- Stated exercise -
Using the material below, copy every line where "that" appears.

- Information shown -
# # # #
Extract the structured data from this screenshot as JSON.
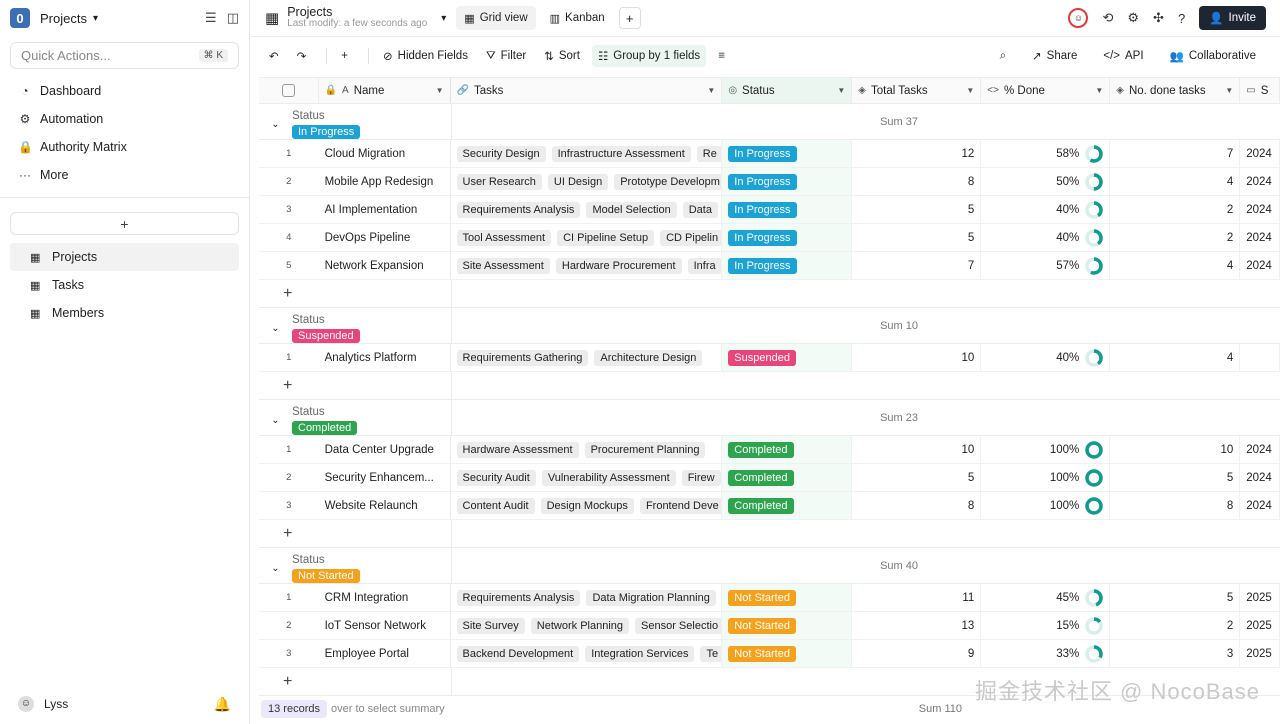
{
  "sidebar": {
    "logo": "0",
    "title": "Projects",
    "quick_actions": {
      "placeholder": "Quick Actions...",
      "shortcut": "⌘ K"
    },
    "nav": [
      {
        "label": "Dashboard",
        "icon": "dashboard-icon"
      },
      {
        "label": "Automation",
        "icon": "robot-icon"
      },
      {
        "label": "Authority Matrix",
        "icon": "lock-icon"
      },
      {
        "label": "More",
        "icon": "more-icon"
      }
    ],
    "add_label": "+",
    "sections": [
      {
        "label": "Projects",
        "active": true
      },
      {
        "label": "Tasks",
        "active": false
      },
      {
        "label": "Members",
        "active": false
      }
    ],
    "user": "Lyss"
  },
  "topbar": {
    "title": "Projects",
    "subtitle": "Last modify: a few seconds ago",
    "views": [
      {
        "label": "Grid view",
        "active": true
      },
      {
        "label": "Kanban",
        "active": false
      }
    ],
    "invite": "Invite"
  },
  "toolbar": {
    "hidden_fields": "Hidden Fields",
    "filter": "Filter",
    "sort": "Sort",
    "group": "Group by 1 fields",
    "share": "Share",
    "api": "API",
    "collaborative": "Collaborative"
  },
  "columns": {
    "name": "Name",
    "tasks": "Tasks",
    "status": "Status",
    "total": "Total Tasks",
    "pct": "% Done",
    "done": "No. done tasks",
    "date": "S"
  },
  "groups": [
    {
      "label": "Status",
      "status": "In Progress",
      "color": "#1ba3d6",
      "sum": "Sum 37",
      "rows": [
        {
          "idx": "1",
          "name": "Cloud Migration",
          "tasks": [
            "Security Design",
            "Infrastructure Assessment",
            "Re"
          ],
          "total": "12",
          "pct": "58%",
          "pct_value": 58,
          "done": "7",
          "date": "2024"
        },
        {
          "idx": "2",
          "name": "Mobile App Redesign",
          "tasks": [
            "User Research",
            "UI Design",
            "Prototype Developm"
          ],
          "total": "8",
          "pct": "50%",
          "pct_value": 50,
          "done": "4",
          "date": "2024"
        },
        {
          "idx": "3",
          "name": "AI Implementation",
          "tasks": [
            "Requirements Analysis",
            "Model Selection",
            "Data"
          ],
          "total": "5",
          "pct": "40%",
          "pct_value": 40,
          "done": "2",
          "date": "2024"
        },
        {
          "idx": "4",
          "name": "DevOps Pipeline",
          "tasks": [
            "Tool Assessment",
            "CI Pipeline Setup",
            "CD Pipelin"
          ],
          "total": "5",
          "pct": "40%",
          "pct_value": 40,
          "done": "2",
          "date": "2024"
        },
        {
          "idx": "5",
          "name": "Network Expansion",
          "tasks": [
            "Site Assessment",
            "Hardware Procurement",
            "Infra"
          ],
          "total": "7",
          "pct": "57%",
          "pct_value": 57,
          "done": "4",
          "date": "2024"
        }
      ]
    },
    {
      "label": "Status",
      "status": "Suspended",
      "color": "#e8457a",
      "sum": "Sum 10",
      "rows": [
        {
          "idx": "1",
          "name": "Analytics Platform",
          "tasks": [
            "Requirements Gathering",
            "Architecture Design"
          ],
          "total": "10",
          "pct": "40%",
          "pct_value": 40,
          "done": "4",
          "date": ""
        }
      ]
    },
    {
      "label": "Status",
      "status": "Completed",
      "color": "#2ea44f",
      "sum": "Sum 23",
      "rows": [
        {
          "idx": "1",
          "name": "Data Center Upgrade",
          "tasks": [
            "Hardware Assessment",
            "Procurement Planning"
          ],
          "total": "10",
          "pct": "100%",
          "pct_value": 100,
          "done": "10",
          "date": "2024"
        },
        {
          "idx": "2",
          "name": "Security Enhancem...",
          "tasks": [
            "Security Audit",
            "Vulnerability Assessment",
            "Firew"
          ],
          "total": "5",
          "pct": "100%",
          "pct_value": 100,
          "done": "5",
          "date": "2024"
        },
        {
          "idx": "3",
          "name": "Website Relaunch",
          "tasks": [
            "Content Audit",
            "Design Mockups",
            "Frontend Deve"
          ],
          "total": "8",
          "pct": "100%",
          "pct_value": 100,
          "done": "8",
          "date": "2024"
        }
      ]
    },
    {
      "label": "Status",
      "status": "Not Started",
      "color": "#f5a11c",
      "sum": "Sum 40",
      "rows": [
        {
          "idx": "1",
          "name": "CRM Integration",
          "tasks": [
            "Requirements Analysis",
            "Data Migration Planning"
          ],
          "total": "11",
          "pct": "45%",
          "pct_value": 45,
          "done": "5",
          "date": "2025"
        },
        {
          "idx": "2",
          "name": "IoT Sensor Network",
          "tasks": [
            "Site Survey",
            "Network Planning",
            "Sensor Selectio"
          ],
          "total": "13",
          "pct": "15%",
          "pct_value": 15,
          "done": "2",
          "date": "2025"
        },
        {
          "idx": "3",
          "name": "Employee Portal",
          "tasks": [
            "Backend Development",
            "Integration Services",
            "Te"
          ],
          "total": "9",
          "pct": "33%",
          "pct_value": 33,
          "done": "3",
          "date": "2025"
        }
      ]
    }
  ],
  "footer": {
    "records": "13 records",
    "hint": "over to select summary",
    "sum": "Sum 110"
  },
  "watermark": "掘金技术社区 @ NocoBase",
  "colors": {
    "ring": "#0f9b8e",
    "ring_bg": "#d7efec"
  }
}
# # # #
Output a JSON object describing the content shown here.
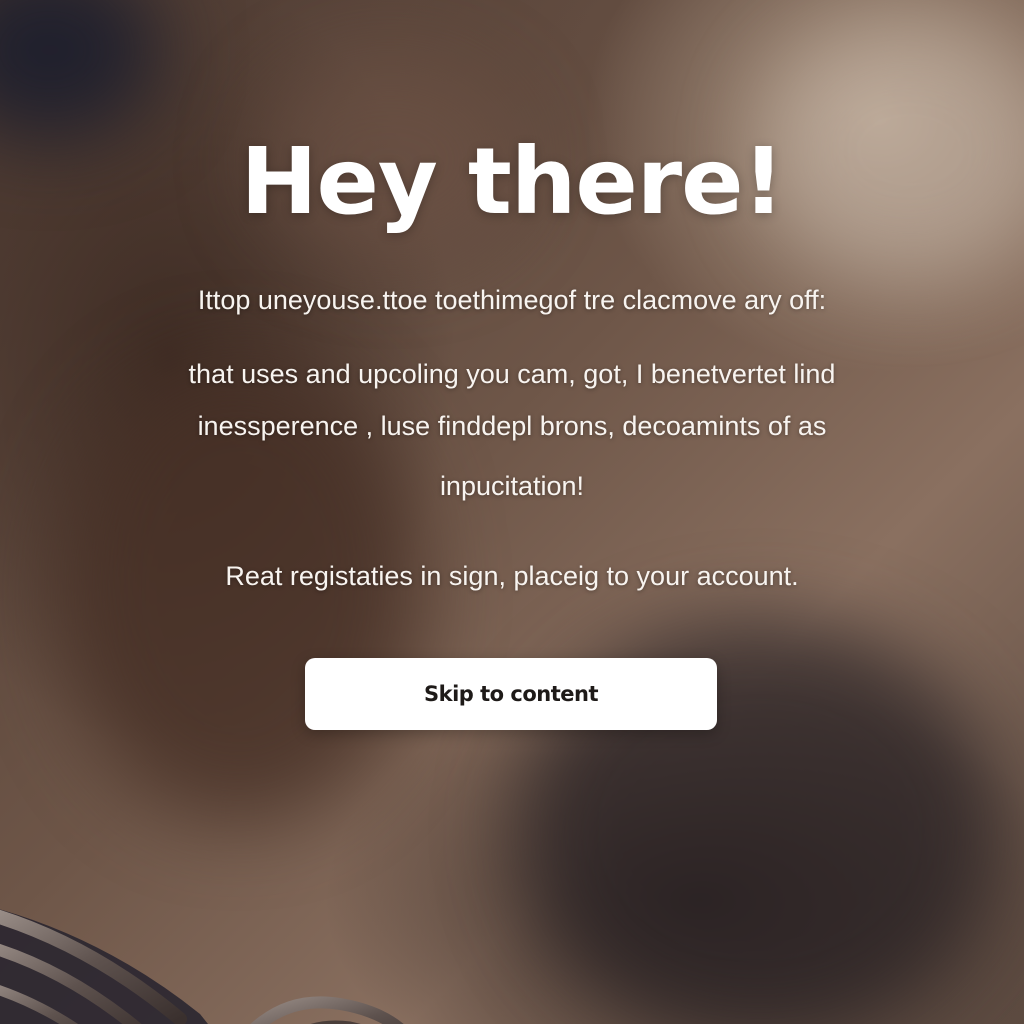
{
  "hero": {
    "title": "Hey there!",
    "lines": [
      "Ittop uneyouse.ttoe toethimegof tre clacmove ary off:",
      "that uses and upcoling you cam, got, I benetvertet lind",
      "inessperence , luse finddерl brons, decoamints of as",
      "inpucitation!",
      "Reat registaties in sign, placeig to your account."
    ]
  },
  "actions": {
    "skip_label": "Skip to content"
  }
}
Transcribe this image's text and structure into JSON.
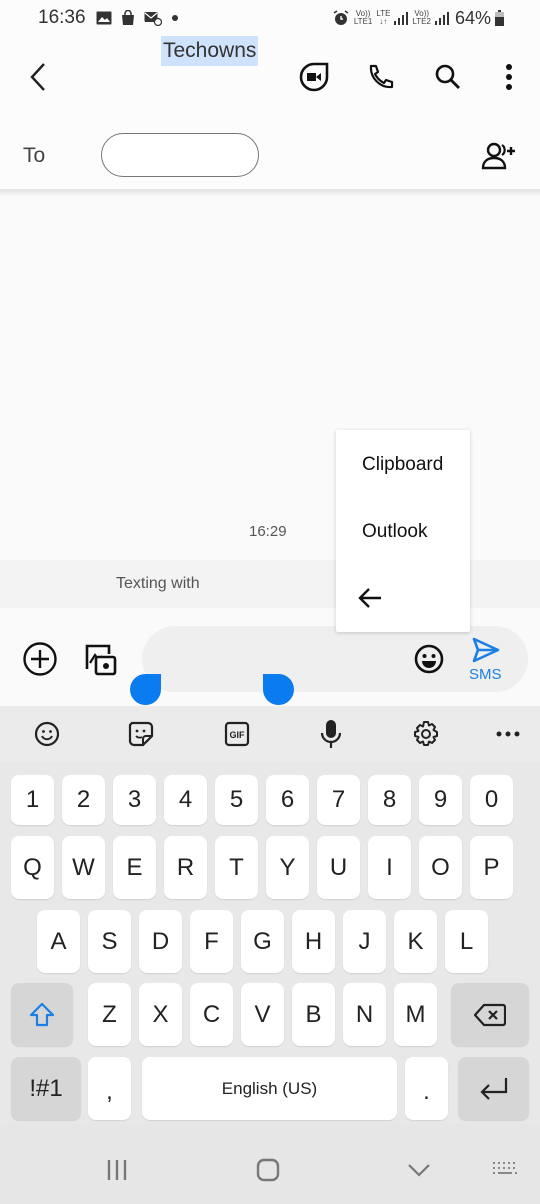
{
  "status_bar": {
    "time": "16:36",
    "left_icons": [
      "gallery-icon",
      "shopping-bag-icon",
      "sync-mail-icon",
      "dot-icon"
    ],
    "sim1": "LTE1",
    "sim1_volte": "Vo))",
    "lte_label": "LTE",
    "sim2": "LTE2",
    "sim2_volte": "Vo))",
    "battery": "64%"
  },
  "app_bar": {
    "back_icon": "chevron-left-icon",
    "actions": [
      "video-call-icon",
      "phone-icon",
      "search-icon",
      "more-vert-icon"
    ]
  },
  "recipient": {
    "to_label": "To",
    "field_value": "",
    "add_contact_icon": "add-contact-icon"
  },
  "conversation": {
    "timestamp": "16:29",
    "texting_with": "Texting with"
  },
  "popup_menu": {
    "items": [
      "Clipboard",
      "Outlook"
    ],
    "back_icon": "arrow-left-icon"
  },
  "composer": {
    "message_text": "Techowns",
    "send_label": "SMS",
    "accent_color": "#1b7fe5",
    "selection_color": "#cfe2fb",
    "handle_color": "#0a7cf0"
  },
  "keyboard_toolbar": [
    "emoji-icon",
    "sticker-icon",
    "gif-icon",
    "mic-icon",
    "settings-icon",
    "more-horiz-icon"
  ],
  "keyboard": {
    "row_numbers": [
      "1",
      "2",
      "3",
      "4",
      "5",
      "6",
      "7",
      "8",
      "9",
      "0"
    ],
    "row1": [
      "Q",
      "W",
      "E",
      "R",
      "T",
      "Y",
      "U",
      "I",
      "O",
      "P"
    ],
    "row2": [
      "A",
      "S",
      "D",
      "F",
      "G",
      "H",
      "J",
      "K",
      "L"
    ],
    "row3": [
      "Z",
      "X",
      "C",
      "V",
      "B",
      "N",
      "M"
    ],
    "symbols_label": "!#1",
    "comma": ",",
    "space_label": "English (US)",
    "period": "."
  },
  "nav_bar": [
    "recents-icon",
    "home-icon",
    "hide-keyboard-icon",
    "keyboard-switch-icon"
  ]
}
# # # #
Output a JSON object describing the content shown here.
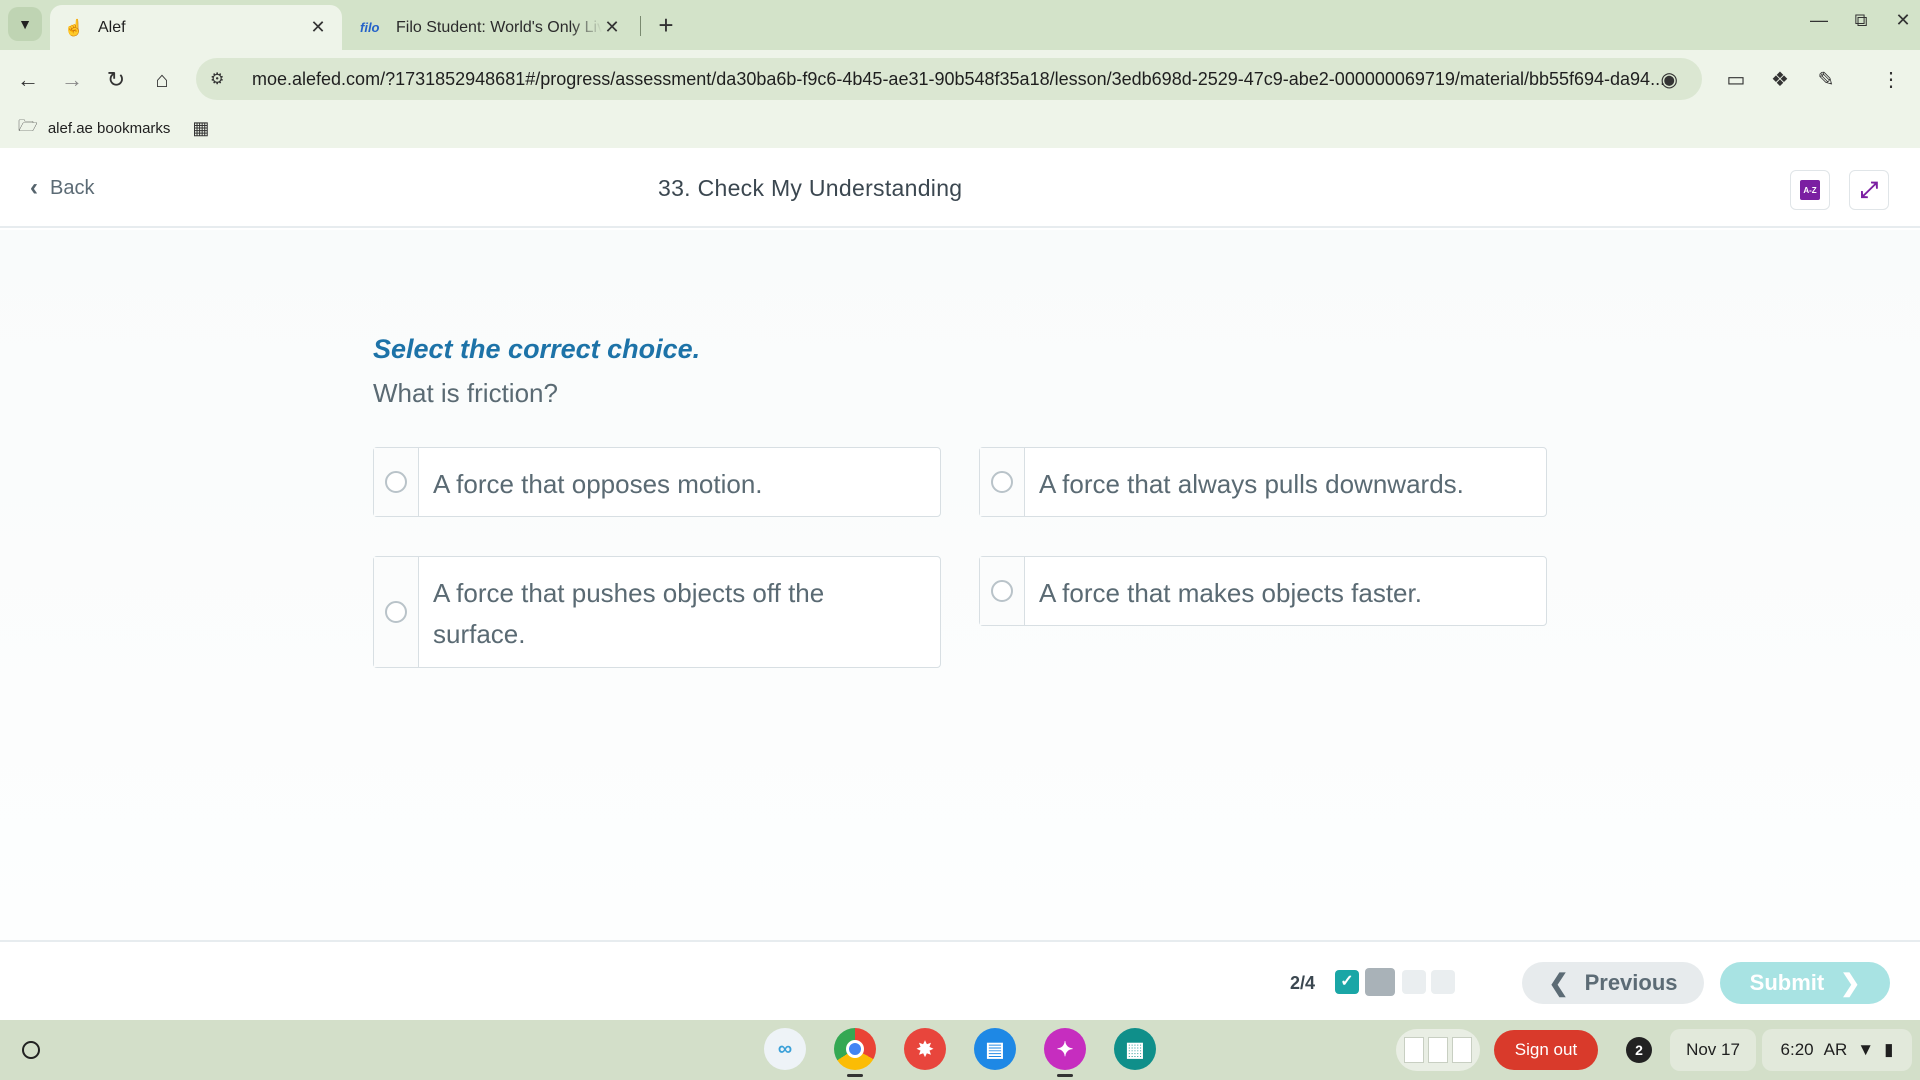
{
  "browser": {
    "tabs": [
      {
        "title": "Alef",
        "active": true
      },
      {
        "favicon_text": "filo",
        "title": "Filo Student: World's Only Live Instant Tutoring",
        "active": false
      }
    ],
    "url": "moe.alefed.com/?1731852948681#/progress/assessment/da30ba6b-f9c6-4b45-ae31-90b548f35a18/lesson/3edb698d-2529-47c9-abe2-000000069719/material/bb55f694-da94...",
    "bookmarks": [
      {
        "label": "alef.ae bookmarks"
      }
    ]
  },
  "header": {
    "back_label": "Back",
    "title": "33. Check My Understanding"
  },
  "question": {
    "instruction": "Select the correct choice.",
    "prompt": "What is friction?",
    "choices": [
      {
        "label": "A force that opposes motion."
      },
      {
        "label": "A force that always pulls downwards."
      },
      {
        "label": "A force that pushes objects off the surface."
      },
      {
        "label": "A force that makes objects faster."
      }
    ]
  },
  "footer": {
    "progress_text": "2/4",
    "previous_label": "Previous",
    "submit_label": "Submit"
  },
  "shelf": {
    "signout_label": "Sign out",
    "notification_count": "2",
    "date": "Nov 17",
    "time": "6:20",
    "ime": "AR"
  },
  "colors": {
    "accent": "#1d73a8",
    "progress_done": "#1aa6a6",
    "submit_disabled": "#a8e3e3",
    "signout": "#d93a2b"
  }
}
# # # #
- Result -
      "that uses and upcoling you cam, got, I benetvertet lind",
        "label": "A force that opposes motion."
        "label": "A force that always pulls downwards."
        "label": "A force that pushes objects off the surface."
        "label": "A force that makes objects faster."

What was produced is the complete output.